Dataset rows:
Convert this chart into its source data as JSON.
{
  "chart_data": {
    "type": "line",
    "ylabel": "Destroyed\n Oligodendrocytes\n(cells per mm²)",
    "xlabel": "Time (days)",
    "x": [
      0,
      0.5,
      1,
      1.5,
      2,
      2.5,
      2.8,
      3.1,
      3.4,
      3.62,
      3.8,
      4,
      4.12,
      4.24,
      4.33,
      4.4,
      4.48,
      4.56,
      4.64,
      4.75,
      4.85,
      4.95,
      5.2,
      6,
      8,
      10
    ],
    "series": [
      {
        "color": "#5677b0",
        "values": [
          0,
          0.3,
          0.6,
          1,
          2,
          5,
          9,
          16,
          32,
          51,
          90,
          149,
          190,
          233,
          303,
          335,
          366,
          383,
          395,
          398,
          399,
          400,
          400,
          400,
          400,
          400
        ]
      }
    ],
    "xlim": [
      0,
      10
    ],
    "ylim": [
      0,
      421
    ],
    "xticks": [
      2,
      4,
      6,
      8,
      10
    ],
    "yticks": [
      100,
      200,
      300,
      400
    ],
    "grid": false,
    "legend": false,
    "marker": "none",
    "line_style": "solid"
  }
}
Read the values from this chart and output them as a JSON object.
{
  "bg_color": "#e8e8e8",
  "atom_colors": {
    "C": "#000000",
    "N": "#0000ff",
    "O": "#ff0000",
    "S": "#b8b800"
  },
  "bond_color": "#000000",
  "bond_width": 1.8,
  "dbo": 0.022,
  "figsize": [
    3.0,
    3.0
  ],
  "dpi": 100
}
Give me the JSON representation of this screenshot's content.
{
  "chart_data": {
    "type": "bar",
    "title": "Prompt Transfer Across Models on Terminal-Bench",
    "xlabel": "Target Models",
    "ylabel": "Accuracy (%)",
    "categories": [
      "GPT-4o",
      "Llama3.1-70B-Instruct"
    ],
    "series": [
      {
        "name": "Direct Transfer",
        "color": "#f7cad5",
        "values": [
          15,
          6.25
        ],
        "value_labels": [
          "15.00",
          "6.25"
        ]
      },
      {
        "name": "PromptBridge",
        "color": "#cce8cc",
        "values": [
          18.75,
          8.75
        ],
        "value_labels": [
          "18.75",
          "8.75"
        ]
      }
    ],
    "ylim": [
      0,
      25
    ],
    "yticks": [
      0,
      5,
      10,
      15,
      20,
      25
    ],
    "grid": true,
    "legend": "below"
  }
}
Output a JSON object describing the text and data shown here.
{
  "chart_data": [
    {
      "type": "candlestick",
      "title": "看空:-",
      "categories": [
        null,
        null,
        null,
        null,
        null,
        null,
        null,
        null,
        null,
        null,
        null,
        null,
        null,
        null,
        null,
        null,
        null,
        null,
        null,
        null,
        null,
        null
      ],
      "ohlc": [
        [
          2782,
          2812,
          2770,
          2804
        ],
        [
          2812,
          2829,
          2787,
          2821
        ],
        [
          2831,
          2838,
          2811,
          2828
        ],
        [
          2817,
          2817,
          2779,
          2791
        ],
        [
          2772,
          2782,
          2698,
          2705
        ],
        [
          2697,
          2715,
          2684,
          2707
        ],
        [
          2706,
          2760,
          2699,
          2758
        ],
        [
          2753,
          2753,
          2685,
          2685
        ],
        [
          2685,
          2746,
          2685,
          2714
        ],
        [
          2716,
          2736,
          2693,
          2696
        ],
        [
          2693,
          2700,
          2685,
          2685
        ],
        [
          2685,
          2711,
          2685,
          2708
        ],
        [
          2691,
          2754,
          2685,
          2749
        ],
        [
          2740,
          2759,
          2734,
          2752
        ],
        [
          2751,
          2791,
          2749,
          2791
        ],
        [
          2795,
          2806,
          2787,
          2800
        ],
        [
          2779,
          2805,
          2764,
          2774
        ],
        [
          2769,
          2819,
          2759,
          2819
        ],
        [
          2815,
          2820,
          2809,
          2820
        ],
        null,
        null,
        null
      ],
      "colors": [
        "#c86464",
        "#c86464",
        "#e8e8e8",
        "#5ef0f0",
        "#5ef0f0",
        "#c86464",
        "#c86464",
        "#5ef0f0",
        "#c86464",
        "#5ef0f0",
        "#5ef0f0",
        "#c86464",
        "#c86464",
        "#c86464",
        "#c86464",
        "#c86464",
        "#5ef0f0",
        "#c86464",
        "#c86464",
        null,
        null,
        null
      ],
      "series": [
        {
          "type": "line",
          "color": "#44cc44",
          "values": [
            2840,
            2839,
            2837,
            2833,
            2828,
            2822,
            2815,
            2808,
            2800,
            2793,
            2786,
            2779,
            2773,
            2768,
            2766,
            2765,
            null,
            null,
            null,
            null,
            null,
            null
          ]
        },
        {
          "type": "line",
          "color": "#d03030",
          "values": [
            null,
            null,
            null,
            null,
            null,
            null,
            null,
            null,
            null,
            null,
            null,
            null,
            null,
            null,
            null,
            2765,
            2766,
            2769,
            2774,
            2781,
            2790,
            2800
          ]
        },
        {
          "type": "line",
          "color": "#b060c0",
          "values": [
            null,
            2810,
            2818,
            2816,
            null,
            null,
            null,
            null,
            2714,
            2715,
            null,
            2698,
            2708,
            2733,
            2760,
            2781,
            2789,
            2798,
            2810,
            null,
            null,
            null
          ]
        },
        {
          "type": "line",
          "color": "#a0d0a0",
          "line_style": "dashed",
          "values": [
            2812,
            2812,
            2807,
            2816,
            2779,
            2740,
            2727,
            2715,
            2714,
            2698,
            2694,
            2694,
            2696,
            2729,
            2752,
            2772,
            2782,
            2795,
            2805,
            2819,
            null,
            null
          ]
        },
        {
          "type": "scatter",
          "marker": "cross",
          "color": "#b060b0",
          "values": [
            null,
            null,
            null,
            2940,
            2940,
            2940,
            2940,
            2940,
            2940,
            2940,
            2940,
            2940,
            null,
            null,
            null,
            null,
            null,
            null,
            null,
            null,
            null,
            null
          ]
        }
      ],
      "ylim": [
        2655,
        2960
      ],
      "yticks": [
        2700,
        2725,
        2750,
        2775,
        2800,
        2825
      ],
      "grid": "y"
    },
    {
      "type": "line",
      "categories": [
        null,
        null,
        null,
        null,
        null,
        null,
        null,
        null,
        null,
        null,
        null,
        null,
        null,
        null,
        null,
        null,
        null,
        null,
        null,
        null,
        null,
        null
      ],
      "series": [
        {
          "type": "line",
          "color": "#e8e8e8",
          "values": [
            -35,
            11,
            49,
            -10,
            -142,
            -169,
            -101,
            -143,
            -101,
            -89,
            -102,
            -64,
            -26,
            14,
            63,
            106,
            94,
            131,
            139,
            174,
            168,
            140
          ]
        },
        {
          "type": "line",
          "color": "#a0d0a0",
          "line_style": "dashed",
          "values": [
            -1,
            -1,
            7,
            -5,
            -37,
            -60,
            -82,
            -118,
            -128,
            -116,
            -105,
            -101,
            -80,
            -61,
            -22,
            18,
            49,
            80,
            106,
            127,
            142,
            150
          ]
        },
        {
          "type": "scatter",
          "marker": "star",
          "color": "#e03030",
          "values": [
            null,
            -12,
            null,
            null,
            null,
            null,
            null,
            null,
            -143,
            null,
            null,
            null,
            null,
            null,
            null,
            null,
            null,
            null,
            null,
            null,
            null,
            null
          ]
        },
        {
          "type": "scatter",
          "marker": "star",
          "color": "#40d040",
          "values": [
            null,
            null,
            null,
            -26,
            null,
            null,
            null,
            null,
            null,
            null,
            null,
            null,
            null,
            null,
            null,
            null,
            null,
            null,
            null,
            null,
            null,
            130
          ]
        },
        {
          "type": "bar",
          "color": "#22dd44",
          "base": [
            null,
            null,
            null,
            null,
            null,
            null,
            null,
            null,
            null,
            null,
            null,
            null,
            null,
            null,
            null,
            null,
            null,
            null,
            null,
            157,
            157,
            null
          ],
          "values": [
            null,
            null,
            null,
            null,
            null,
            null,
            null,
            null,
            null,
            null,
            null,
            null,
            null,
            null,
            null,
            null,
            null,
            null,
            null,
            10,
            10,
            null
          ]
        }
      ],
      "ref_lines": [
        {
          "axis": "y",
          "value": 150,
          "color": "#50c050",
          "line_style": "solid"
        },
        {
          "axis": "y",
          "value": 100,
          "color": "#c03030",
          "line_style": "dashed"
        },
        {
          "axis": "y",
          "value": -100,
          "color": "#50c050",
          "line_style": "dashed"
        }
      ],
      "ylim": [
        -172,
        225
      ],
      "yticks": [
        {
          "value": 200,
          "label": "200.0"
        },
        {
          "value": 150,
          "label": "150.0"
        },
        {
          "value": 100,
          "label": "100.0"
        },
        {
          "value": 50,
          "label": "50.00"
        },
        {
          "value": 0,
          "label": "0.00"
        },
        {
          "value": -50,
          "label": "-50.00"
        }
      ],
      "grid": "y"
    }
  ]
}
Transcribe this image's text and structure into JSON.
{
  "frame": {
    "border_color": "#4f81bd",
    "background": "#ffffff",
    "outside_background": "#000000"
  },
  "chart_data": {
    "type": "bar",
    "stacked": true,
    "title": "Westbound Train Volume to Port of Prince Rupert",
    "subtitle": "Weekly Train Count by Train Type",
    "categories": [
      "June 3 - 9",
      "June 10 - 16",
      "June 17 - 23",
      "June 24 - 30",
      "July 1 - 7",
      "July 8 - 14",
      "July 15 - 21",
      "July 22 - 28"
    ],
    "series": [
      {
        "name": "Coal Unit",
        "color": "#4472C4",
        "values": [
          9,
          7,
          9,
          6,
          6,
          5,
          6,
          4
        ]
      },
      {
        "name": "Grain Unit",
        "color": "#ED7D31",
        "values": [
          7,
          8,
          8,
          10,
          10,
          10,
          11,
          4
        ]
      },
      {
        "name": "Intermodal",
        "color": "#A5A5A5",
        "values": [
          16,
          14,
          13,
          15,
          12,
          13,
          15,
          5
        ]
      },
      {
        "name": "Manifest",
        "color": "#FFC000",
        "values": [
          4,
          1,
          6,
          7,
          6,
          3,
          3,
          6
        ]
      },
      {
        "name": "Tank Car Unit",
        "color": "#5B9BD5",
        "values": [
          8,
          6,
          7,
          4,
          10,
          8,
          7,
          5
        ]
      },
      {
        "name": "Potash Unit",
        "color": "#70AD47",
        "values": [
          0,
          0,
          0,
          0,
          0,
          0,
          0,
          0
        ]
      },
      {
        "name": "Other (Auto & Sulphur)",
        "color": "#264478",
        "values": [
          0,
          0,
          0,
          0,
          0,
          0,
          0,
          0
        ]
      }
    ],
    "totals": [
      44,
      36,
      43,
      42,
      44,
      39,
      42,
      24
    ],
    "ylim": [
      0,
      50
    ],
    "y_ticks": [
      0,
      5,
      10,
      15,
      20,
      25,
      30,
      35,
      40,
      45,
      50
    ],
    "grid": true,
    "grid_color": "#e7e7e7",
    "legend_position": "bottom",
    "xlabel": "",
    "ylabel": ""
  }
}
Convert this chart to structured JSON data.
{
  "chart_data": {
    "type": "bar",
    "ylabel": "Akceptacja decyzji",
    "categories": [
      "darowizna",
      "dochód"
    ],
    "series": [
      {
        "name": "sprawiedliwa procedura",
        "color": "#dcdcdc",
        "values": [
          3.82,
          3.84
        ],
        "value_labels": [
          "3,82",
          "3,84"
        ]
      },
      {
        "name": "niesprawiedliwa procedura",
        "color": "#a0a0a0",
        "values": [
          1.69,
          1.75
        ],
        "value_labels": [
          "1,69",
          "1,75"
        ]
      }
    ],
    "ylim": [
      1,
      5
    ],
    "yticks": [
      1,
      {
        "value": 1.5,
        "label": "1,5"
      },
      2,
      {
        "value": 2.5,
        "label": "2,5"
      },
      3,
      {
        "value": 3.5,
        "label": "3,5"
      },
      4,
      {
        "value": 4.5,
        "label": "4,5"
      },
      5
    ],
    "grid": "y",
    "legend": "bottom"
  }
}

PROBLEM TO SOLVE: Look over the listing above. Pick out and copy every line that includes "object".

RESPONSE:
Read the values from this chart and output them as a JSON object.
Output a JSON object describing the text and data shown here.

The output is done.